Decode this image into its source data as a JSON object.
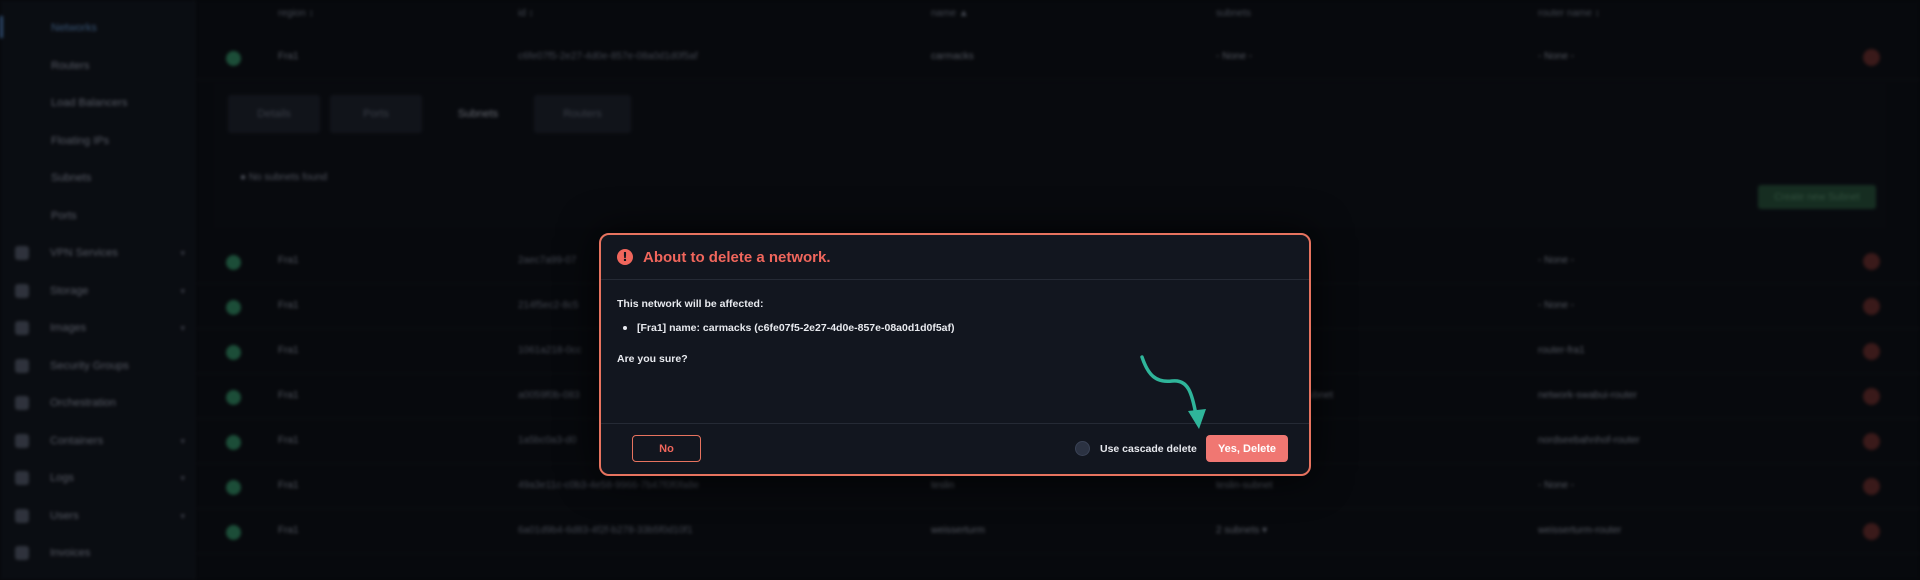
{
  "sidebar": {
    "items": [
      {
        "label": "Networks",
        "active": true
      },
      {
        "label": "Routers"
      },
      {
        "label": "Load Balancers"
      },
      {
        "label": "Floating IPs"
      },
      {
        "label": "Subnets"
      },
      {
        "label": "Ports"
      },
      {
        "label": "VPN Services",
        "icon": "lock-icon",
        "expandable": true
      },
      {
        "label": "Storage",
        "icon": "storage-icon",
        "expandable": true
      },
      {
        "label": "Images",
        "icon": "image-icon",
        "expandable": true
      },
      {
        "label": "Security Groups",
        "icon": "shield-icon"
      },
      {
        "label": "Orchestration",
        "icon": "orchestration-icon"
      },
      {
        "label": "Containers",
        "icon": "container-icon",
        "expandable": true
      },
      {
        "label": "Logs",
        "icon": "history-icon",
        "expandable": true
      },
      {
        "label": "Users",
        "icon": "user-icon",
        "expandable": true
      },
      {
        "label": "Invoices",
        "icon": "invoice-icon"
      }
    ]
  },
  "table": {
    "headers": {
      "region": "region ↕",
      "id": "id ↕",
      "name": "name ▲",
      "subnets": "subnets",
      "router_name": "router name ↕"
    },
    "rows": [
      {
        "region": "Fra1",
        "id": "c6fe07f5-2e27-4d0e-857e-08a0d1d0f5af",
        "name": "carmacks",
        "subnets": "- None -",
        "router": "- None -"
      },
      {
        "region": "Fra1",
        "id": "2aec7a99-07",
        "name": "",
        "subnets": "",
        "router": "- None -"
      },
      {
        "region": "Fra1",
        "id": "214f5ec2-8c5",
        "name": "",
        "subnets": "",
        "router": "- None -"
      },
      {
        "region": "Fra1",
        "id": "1061a218-0cc",
        "name": "",
        "subnets": "",
        "router": "router-fra1"
      },
      {
        "region": "Fra1",
        "id": "a0059f0b-083",
        "name": "",
        "subnets": "ubnet",
        "router": "network-swabui-router"
      },
      {
        "region": "Fra1",
        "id": "1a5bc0a3-d0",
        "name": "",
        "subnets": "",
        "router": "nordseebahnhof-router"
      },
      {
        "region": "Fra1",
        "id": "49a3e11c-c0b3-4e58-9966-7b47f0f0fa8e",
        "name": "teslin",
        "subnets": "teslin-subnet",
        "router": "- None -"
      },
      {
        "region": "Fra1",
        "id": "6a01d9b4-6d83-4f2f-b278-33b5f0d10f1",
        "name": "weisserturm",
        "subnets": "2 subnets ▾",
        "router": "weisserturm-router"
      }
    ]
  },
  "expanded": {
    "tabs": [
      "Details",
      "Ports",
      "Subnets",
      "Routers"
    ],
    "selected_tab": "Subnets",
    "empty_message": "No subnets found",
    "create_button": "Create new Subnet"
  },
  "modal": {
    "title": "About to delete a network.",
    "affected_label": "This network will be affected:",
    "affected_item": "[Fra1] name: carmacks (c6fe07f5-2e27-4d0e-857e-08a0d1d0f5af)",
    "question": "Are you sure?",
    "no_label": "No",
    "cascade_label": "Use cascade delete",
    "yes_label": "Yes, Delete"
  },
  "colors": {
    "accent_danger": "#f0665c",
    "modal_border": "#e7735f",
    "arrow": "#2fb59a",
    "success": "#2e7d5b"
  }
}
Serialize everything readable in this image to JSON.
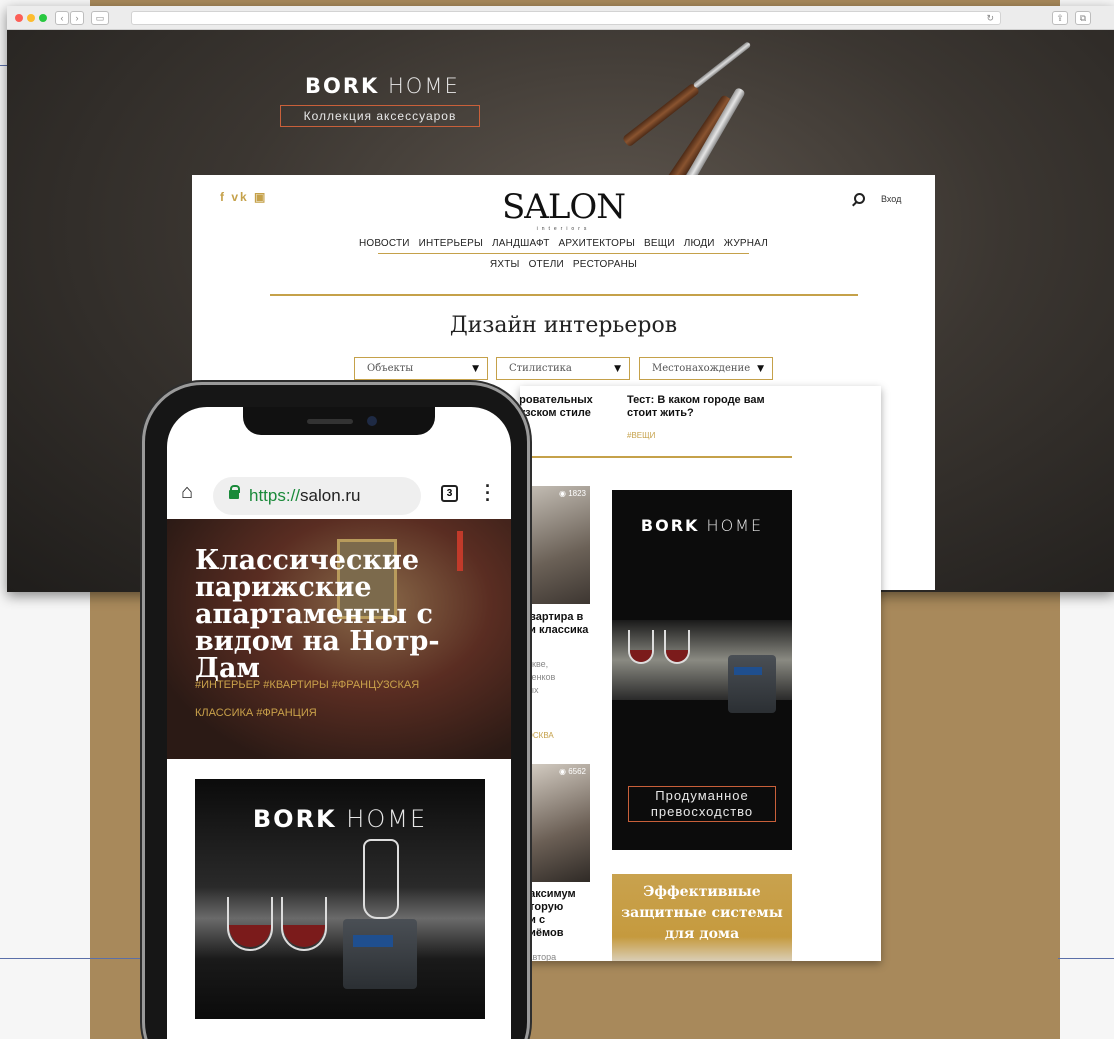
{
  "browser": {
    "url_text": ""
  },
  "banner": {
    "brand_bold": "BORK",
    "brand_light": "HOME",
    "tagline": "Коллекция аксессуаров"
  },
  "site": {
    "logo": "SALON",
    "logo_sub": "interiors",
    "social": [
      "f",
      "vk",
      "ig"
    ],
    "login": "Вход",
    "nav_row1": [
      "НОВОСТИ",
      "ИНТЕРЬЕРЫ",
      "ЛАНДШАФТ",
      "АРХИТЕКТОРЫ",
      "ВЕЩИ",
      "ЛЮДИ",
      "ЖУРНАЛ"
    ],
    "nav_row2": [
      "ЯХТЫ",
      "ОТЕЛИ",
      "РЕСТОРАНЫ"
    ],
    "page_title": "Дизайн интерьеров",
    "filters": [
      {
        "label": "Объекты"
      },
      {
        "label": "Стилистика"
      },
      {
        "label": "Местонахождение"
      }
    ]
  },
  "content": {
    "article_top_left": [
      "...ровательных",
      "...узском стиле"
    ],
    "article_top_right": {
      "title": "Тест: В каком городе вам стоит жить?",
      "tag": "#ВЕЩИ"
    },
    "card1": {
      "views": "1823",
      "title_lines": [
        "...вартира в",
        "...и классика"
      ],
      "desc_lines": [
        "...скве,",
        "...тенков",
        "...ых"
      ],
      "tag": "...ОСКВА"
    },
    "card2": {
      "views": "6562",
      "title_lines": [
        "...аксимум",
        "...торую",
        "...и с",
        "...иёмов"
      ],
      "desc_lines": [
        "...автора"
      ]
    },
    "ad_black": {
      "brand_bold": "BORK",
      "brand_light": "HOME",
      "slogan_line1": "Продуманное",
      "slogan_line2": "превосходство"
    },
    "ad_gold": {
      "line1": "Эффективные",
      "line2": "защитные системы",
      "line3": "для дома"
    }
  },
  "phone": {
    "url_scheme": "https://",
    "url_host": "salon.ru",
    "tab_count": "3",
    "hero_title": "Классические парижские апартаменты с видом на Нотр-Дам",
    "hero_tags_line1": "#ИНТЕРЬЕР #КВАРТИРЫ #ФРАНЦУЗСКАЯ",
    "hero_tags_line2": "КЛАССИКА #ФРАНЦИЯ",
    "ad": {
      "brand_bold": "BORK",
      "brand_light": "HOME"
    }
  }
}
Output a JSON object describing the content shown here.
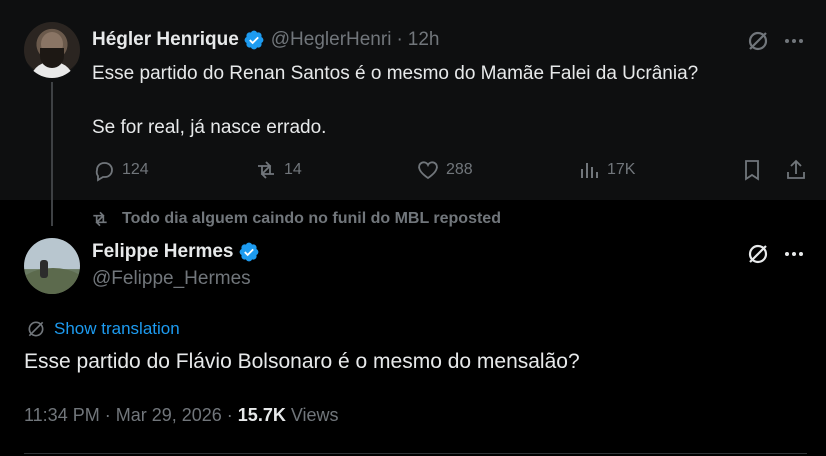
{
  "tweet1": {
    "author_name": "Hégler Henrique",
    "handle": "@HeglerHenri",
    "separator": "·",
    "time": "12h",
    "text_line1": "Esse partido do Renan Santos é o mesmo do Mamãe Falei da Ucrânia?",
    "text_line2": "Se for real, já nasce errado.",
    "replies": "124",
    "reposts": "14",
    "likes": "288",
    "views": "17K"
  },
  "repost_banner": {
    "text": "Todo dia alguem caindo no funil do MBL reposted"
  },
  "tweet2": {
    "author_name": "Felippe Hermes",
    "handle": "@Felippe_Hermes",
    "show_translation": "Show translation",
    "text": "Esse partido do Flávio Bolsonaro é o mesmo do mensalão?",
    "time": "11:34 PM",
    "separator": "·",
    "date": "Mar 29, 2026",
    "view_count": "15.7K",
    "views_label": "Views"
  },
  "colors": {
    "accent": "#1d9bf0",
    "muted": "#71767b",
    "text": "#e7e9ea",
    "background": "#000000"
  },
  "icons": [
    "grok-icon",
    "more-icon",
    "reply-icon",
    "repost-icon",
    "like-icon",
    "views-icon",
    "bookmark-icon",
    "share-icon",
    "verified-icon",
    "translate-icon"
  ]
}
==========
* [What to work on]:
Every line of the listing that holds "JSON" should be found and copied.

* [Problem solution]:
Decode this image into its source data as a JSON object.
Serialize everything readable in this image to JSON.
Output a JSON object describing the content shown here.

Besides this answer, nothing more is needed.